● WHAT THE TASK REQUIRES
Copy whichever lines contain the string "Grâce".

● SOURCE RECORDS
>> Begin

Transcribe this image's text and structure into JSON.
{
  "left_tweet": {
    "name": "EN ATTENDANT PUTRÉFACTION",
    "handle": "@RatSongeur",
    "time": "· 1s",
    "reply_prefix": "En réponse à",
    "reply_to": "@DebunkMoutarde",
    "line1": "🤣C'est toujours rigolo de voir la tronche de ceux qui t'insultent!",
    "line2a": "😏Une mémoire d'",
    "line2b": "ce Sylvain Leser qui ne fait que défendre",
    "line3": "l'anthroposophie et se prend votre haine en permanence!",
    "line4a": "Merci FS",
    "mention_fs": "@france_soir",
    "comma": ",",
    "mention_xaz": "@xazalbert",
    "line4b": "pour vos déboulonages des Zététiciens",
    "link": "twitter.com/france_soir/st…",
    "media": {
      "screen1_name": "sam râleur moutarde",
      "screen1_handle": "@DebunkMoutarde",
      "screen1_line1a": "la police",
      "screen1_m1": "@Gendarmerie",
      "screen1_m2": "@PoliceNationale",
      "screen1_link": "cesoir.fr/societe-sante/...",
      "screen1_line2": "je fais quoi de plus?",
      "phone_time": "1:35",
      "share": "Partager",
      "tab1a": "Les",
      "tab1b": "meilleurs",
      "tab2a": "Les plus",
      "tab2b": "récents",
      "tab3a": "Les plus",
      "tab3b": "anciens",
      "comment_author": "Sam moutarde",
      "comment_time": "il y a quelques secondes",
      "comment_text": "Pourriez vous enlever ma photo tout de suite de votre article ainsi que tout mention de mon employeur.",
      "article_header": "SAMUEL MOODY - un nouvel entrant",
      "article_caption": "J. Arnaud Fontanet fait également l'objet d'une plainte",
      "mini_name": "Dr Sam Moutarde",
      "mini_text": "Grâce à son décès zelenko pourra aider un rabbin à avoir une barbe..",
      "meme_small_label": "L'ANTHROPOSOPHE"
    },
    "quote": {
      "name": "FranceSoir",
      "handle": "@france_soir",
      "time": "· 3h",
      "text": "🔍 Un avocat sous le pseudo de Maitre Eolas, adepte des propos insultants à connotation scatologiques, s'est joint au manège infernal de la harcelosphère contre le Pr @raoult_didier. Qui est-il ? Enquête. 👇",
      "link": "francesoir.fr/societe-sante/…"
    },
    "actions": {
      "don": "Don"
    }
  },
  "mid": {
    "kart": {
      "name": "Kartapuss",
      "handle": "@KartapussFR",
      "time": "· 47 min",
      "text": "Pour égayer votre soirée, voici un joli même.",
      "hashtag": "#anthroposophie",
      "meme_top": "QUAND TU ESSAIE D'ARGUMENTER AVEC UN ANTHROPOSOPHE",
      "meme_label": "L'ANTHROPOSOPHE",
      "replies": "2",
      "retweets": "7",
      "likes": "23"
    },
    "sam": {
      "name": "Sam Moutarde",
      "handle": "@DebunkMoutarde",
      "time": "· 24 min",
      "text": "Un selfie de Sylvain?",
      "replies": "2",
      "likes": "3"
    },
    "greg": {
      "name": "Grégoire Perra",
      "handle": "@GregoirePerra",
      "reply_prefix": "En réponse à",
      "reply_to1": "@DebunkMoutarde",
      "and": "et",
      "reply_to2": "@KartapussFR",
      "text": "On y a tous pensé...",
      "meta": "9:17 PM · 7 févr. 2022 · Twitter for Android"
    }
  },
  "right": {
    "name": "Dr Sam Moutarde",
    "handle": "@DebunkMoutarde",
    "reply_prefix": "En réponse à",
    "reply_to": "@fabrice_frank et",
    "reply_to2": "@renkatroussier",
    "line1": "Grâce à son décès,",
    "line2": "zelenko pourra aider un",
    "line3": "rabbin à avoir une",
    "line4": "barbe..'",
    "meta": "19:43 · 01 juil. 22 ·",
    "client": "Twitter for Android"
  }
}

>> End

● ANSWER FOR THIS EXERCISE
      "mini_text": "Grâce à son décès zelenko pourra aider un rabbin à avoir une barbe..",
    "line1": "Grâce à son décès,",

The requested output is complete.